::: RECORDS TO PROCESS :::

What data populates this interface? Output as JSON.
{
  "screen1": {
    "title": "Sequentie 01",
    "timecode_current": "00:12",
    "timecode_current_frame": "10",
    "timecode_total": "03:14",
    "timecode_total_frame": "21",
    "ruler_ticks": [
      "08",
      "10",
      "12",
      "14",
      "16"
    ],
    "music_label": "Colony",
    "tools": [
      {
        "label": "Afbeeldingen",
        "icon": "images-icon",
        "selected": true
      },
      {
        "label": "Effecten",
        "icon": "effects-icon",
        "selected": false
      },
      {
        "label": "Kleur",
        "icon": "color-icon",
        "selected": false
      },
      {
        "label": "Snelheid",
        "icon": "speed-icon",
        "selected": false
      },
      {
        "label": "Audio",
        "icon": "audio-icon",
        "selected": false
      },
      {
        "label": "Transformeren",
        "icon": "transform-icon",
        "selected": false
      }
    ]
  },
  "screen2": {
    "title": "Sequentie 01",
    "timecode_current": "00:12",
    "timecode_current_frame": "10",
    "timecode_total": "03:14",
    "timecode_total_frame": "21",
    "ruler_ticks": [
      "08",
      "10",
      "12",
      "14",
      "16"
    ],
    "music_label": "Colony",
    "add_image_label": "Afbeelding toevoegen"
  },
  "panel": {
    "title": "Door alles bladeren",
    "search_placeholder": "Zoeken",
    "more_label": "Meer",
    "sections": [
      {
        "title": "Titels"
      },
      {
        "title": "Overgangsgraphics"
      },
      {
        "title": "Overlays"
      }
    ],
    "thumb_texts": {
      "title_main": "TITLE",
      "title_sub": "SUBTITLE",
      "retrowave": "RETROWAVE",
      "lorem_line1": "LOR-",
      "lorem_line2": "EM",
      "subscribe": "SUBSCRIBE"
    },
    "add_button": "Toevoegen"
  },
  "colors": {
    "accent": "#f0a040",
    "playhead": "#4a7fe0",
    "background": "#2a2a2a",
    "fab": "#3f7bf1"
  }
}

:::

» **OBJECTIVE**
Make an exact copy of every line in the data.

» **WRITTEN RESPONSE**
What data populates this interface? Output as JSON.
{
  "screen1": {
    "title": "Sequentie 01",
    "timecode_current": "00:12",
    "timecode_current_frame": "10",
    "timecode_total": "03:14",
    "timecode_total_frame": "21",
    "ruler_ticks": [
      "08",
      "10",
      "12",
      "14",
      "16"
    ],
    "music_label": "Colony",
    "tools": [
      {
        "label": "Afbeeldingen",
        "icon": "images-icon",
        "selected": true
      },
      {
        "label": "Effecten",
        "icon": "effects-icon",
        "selected": false
      },
      {
        "label": "Kleur",
        "icon": "color-icon",
        "selected": false
      },
      {
        "label": "Snelheid",
        "icon": "speed-icon",
        "selected": false
      },
      {
        "label": "Audio",
        "icon": "audio-icon",
        "selected": false
      },
      {
        "label": "Transformeren",
        "icon": "transform-icon",
        "selected": false
      }
    ]
  },
  "screen2": {
    "title": "Sequentie 01",
    "timecode_current": "00:12",
    "timecode_current_frame": "10",
    "timecode_total": "03:14",
    "timecode_total_frame": "21",
    "ruler_ticks": [
      "08",
      "10",
      "12",
      "14",
      "16"
    ],
    "music_label": "Colony",
    "add_image_label": "Afbeelding toevoegen"
  },
  "panel": {
    "title": "Door alles bladeren",
    "search_placeholder": "Zoeken",
    "more_label": "Meer",
    "sections": [
      {
        "title": "Titels"
      },
      {
        "title": "Overgangsgraphics"
      },
      {
        "title": "Overlays"
      }
    ],
    "thumb_texts": {
      "title_main": "TITLE",
      "title_sub": "SUBTITLE",
      "retrowave": "RETROWAVE",
      "lorem_line1": "LOR-",
      "lorem_line2": "EM",
      "subscribe": "SUBSCRIBE"
    },
    "add_button": "Toevoegen"
  },
  "colors": {
    "accent": "#f0a040",
    "playhead": "#4a7fe0",
    "background": "#2a2a2a",
    "fab": "#3f7bf1"
  }
}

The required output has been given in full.